---------- DATA SUPPLIED ----------
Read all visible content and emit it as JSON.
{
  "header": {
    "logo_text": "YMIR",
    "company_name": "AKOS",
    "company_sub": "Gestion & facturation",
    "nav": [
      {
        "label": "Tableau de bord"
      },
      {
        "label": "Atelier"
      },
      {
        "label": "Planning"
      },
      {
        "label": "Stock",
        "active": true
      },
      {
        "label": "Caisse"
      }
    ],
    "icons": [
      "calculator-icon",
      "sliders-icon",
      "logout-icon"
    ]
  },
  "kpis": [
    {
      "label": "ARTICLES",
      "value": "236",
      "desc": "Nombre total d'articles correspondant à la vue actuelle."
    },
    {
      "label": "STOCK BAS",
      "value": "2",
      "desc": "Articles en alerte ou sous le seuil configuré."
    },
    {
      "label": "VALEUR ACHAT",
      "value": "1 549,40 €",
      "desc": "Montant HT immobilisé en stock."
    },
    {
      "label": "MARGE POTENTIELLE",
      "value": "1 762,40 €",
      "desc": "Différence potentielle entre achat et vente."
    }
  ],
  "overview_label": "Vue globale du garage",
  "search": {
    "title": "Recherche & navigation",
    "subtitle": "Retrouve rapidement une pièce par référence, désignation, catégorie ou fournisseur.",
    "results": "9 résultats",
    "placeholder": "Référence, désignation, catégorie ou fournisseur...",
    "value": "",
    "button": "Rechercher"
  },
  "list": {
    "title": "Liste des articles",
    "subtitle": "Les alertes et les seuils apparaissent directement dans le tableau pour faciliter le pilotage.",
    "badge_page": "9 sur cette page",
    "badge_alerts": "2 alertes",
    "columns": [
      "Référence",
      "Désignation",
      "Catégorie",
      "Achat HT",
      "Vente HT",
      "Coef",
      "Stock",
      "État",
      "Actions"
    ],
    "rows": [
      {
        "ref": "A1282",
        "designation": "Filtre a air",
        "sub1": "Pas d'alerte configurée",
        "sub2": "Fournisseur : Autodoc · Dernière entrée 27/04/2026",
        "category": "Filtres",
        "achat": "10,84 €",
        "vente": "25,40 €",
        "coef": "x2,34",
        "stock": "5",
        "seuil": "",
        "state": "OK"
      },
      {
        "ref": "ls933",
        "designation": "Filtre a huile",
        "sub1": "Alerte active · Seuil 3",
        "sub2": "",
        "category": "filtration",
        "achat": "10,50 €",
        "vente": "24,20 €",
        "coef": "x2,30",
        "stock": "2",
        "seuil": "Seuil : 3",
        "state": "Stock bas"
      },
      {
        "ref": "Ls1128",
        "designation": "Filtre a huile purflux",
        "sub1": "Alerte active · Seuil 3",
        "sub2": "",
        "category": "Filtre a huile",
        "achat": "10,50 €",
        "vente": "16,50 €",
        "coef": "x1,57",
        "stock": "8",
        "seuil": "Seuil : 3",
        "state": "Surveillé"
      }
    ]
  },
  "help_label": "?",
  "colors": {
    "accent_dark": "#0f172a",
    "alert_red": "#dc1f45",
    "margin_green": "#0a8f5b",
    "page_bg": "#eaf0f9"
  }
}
----------
_THE PROBLEM_. Return the listing above word for word.

_FINAL ANSWER_.
Read all visible content and emit it as JSON.
{
  "header": {
    "logo_text": "YMIR",
    "company_name": "AKOS",
    "company_sub": "Gestion & facturation",
    "nav": [
      {
        "label": "Tableau de bord"
      },
      {
        "label": "Atelier"
      },
      {
        "label": "Planning"
      },
      {
        "label": "Stock",
        "active": true
      },
      {
        "label": "Caisse"
      }
    ],
    "icons": [
      "calculator-icon",
      "sliders-icon",
      "logout-icon"
    ]
  },
  "kpis": [
    {
      "label": "ARTICLES",
      "value": "236",
      "desc": "Nombre total d'articles correspondant à la vue actuelle."
    },
    {
      "label": "STOCK BAS",
      "value": "2",
      "desc": "Articles en alerte ou sous le seuil configuré."
    },
    {
      "label": "VALEUR ACHAT",
      "value": "1 549,40 €",
      "desc": "Montant HT immobilisé en stock."
    },
    {
      "label": "MARGE POTENTIELLE",
      "value": "1 762,40 €",
      "desc": "Différence potentielle entre achat et vente."
    }
  ],
  "overview_label": "Vue globale du garage",
  "search": {
    "title": "Recherche & navigation",
    "subtitle": "Retrouve rapidement une pièce par référence, désignation, catégorie ou fournisseur.",
    "results": "9 résultats",
    "placeholder": "Référence, désignation, catégorie ou fournisseur...",
    "value": "",
    "button": "Rechercher"
  },
  "list": {
    "title": "Liste des articles",
    "subtitle": "Les alertes et les seuils apparaissent directement dans le tableau pour faciliter le pilotage.",
    "badge_page": "9 sur cette page",
    "badge_alerts": "2 alertes",
    "columns": [
      "Référence",
      "Désignation",
      "Catégorie",
      "Achat HT",
      "Vente HT",
      "Coef",
      "Stock",
      "État",
      "Actions"
    ],
    "rows": [
      {
        "ref": "A1282",
        "designation": "Filtre a air",
        "sub1": "Pas d'alerte configurée",
        "sub2": "Fournisseur : Autodoc · Dernière entrée 27/04/2026",
        "category": "Filtres",
        "achat": "10,84 €",
        "vente": "25,40 €",
        "coef": "x2,34",
        "stock": "5",
        "seuil": "",
        "state": "OK"
      },
      {
        "ref": "ls933",
        "designation": "Filtre a huile",
        "sub1": "Alerte active · Seuil 3",
        "sub2": "",
        "category": "filtration",
        "achat": "10,50 €",
        "vente": "24,20 €",
        "coef": "x2,30",
        "stock": "2",
        "seuil": "Seuil : 3",
        "state": "Stock bas"
      },
      {
        "ref": "Ls1128",
        "designation": "Filtre a huile purflux",
        "sub1": "Alerte active · Seuil 3",
        "sub2": "",
        "category": "Filtre a huile",
        "achat": "10,50 €",
        "vente": "16,50 €",
        "coef": "x1,57",
        "stock": "8",
        "seuil": "Seuil : 3",
        "state": "Surveillé"
      }
    ]
  },
  "help_label": "?",
  "colors": {
    "accent_dark": "#0f172a",
    "alert_red": "#dc1f45",
    "margin_green": "#0a8f5b",
    "page_bg": "#eaf0f9"
  }
}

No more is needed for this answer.